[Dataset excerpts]
^^^^^^^^^^^^^^^^
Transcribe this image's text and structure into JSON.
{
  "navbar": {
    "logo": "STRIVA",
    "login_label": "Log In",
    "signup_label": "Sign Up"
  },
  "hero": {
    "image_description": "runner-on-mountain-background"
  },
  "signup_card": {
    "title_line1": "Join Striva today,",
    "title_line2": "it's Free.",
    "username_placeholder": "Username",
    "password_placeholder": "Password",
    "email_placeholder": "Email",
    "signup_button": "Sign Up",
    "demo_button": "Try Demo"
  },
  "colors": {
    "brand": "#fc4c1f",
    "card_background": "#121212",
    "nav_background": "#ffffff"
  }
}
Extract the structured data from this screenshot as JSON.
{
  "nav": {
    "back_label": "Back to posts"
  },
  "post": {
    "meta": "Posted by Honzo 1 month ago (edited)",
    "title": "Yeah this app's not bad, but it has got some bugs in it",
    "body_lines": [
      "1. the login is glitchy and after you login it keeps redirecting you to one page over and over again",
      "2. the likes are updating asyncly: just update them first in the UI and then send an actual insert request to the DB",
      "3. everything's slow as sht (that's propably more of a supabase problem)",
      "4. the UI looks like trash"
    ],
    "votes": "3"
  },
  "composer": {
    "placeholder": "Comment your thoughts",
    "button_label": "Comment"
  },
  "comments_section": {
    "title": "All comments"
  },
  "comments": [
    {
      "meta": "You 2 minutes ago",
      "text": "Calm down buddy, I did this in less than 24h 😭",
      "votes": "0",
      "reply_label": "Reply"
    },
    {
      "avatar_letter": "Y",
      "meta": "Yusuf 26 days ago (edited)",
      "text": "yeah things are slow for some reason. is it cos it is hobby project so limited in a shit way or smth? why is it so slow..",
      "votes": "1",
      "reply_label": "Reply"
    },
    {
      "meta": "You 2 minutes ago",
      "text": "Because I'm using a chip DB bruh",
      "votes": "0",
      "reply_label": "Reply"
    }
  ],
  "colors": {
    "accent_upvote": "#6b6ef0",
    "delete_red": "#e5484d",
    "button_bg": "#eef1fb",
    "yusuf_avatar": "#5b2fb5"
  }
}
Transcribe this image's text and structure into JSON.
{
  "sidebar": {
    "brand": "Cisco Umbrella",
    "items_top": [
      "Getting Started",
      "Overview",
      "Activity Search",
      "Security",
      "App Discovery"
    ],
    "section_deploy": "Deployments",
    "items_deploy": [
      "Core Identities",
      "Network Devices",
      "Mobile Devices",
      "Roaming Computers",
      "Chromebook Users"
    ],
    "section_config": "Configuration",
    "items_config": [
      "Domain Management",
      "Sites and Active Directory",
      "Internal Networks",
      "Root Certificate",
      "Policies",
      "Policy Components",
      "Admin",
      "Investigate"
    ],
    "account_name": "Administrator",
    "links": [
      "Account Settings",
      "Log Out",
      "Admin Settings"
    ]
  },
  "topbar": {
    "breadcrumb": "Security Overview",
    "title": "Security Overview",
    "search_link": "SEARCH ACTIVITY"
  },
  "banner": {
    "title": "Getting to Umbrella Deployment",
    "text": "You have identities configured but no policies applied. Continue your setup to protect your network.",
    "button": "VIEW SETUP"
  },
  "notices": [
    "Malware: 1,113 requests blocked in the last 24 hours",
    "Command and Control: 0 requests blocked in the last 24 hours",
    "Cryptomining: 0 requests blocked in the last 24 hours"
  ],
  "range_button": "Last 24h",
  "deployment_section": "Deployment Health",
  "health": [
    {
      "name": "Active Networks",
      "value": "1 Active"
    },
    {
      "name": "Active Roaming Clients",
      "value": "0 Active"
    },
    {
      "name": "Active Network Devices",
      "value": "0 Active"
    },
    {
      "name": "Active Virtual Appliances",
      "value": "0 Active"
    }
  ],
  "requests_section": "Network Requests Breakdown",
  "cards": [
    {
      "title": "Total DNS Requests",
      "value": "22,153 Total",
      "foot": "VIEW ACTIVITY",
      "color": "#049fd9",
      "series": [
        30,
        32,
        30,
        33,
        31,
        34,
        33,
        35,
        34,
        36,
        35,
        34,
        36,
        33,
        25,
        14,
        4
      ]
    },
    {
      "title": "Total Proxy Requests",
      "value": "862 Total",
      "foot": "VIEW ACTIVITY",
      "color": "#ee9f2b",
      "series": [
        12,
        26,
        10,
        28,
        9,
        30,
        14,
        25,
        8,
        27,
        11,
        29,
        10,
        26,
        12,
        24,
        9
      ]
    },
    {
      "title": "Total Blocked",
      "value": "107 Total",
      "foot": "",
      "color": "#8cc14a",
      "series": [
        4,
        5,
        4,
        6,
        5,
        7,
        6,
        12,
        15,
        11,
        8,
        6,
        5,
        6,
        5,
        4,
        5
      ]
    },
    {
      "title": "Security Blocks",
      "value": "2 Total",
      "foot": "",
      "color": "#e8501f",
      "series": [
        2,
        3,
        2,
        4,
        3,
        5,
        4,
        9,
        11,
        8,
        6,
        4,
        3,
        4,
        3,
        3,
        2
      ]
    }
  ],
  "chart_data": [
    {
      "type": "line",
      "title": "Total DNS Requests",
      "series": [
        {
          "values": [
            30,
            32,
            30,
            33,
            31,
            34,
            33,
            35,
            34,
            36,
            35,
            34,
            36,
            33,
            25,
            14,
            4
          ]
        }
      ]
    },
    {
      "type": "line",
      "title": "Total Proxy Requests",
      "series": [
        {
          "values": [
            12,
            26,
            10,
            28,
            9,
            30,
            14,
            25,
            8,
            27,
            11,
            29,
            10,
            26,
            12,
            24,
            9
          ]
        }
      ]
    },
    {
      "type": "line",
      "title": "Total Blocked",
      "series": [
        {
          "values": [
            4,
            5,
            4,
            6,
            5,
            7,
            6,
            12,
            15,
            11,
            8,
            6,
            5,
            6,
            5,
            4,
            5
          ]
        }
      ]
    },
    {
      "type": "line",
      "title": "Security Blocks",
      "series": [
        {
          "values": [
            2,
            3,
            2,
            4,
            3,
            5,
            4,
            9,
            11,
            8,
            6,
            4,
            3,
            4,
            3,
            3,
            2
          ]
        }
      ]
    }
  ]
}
^^^^^^^^^^^^^^^^
# Work to do
Copy each line of the listing that holds the word "Overview".

# Task solution
      "Overview",
    "breadcrumb": "Security Overview",
    "title": "Security Overview",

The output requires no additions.